YOUR GOAL: Pull every line containing "проявлении" from the entries.

Records excerpted from a collection:
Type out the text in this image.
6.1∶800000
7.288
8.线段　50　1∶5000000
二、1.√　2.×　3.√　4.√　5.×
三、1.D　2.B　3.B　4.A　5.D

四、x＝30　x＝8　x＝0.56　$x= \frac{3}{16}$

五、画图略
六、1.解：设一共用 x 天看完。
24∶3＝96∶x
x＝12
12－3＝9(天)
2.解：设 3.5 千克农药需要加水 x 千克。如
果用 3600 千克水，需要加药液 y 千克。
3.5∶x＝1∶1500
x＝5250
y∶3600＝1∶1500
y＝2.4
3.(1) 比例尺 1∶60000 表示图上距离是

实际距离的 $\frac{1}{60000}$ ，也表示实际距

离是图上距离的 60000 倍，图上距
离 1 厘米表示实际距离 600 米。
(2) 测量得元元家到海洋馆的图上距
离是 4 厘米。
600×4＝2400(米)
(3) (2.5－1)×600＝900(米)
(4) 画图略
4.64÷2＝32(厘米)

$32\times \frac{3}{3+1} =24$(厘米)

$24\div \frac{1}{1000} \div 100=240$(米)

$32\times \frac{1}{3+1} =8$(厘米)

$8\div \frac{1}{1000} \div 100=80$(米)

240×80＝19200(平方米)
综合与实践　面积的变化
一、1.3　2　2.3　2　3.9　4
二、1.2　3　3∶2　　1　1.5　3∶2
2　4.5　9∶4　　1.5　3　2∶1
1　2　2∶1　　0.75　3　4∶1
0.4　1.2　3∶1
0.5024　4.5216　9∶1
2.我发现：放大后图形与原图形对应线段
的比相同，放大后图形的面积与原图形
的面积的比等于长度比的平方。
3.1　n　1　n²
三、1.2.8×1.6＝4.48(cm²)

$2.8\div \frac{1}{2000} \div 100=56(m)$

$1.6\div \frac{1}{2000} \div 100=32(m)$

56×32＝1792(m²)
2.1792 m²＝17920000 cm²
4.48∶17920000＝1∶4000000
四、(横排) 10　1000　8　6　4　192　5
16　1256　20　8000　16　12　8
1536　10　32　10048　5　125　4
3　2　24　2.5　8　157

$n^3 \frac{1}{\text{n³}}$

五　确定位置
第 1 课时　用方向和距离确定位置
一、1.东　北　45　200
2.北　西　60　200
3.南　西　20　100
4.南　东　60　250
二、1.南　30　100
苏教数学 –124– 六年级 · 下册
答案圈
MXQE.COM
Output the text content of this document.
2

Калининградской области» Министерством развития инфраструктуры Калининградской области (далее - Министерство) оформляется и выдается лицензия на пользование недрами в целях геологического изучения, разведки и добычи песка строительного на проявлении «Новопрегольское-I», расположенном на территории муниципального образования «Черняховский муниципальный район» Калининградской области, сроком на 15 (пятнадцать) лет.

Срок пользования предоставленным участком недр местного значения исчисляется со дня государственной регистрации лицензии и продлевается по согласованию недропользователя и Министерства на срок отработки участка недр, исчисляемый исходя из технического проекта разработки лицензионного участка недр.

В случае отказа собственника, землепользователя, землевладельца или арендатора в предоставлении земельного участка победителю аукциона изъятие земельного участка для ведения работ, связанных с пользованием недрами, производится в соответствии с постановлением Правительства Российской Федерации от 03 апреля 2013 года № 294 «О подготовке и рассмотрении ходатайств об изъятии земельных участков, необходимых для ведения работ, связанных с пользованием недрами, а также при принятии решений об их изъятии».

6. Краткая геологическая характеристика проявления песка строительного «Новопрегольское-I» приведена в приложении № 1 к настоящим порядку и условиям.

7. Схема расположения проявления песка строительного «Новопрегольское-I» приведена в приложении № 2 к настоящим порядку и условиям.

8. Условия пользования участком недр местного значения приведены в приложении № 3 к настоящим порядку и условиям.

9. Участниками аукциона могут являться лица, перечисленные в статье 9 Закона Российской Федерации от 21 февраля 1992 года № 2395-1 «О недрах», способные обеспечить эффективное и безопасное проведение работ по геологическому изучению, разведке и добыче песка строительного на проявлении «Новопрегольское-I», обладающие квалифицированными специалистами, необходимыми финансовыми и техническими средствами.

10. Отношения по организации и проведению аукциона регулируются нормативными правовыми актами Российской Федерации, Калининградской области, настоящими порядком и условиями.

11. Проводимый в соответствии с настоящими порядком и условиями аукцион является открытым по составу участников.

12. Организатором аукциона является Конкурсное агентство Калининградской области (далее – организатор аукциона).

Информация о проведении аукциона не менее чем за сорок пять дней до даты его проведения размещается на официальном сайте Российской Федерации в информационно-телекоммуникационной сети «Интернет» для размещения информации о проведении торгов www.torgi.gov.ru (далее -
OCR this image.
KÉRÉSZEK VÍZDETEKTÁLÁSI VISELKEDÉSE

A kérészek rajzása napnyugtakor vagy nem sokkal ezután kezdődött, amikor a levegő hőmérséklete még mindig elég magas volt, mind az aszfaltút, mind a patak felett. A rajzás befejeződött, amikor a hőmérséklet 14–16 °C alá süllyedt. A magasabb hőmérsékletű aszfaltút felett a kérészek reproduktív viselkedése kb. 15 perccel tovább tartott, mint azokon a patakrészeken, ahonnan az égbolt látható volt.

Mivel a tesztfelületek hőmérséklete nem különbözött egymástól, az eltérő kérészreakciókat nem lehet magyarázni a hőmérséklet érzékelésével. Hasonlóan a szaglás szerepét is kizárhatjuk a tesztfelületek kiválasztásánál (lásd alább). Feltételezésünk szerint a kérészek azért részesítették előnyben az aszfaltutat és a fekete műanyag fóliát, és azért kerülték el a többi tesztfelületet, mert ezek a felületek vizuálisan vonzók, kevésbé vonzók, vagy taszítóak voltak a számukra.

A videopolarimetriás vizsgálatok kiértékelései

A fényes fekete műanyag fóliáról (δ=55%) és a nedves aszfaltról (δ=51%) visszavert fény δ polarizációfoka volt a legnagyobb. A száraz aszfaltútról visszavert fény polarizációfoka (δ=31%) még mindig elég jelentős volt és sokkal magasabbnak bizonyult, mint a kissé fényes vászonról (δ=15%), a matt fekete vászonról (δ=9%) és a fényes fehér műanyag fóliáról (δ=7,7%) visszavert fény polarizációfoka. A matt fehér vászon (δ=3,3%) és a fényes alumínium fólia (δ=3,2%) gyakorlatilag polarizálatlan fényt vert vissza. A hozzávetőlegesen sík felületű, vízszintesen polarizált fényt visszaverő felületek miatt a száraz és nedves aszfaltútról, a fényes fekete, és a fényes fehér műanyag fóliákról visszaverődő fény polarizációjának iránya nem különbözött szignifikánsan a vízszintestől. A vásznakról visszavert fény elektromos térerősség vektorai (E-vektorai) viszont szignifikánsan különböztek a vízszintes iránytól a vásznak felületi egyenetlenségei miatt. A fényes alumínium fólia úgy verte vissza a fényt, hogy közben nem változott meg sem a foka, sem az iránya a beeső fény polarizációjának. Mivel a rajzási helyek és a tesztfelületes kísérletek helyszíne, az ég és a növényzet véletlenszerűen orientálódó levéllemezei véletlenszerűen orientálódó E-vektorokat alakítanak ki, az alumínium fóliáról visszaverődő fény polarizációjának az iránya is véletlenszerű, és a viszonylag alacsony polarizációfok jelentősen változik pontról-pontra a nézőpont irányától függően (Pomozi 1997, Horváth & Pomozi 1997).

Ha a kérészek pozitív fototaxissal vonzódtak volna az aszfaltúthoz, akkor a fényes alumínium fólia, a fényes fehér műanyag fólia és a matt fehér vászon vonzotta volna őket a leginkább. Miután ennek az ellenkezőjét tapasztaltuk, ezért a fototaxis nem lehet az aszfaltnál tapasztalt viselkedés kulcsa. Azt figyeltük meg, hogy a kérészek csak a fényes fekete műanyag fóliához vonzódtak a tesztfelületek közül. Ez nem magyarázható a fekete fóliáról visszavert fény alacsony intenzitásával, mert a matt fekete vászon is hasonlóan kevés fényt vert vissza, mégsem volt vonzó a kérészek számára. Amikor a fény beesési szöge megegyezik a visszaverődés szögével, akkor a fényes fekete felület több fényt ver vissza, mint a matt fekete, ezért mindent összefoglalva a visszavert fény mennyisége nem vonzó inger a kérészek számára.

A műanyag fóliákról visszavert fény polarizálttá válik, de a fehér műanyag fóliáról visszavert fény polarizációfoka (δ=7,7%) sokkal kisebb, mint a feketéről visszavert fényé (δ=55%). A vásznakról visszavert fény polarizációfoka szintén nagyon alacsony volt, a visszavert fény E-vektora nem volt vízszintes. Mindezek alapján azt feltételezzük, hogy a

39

EXPECTED ANSWER:
Калининградской области» Министерством развития инфраструктуры Калининградской области (далее - Министерство) оформляется и выдается лицензия на пользование недрами в целях геологического изучения, разведки и добычи песка строительного на проявлении «Новопрегольское-I», расположенном на территории муниципального образования «Черняховский муниципальный район» Калининградской области, сроком на 15 (пятнадцать) лет.
9. Участниками аукциона могут являться лица, перечисленные в статье 9 Закона Российской Федерации от 21 февраля 1992 года № 2395-1 «О недрах», способные обеспечить эффективное и безопасное проведение работ по геологическому изучению, разведке и добыче песка строительного на проявлении «Новопрегольское-I», обладающие квалифицированными специалистами, необходимыми финансовыми и техническими средствами.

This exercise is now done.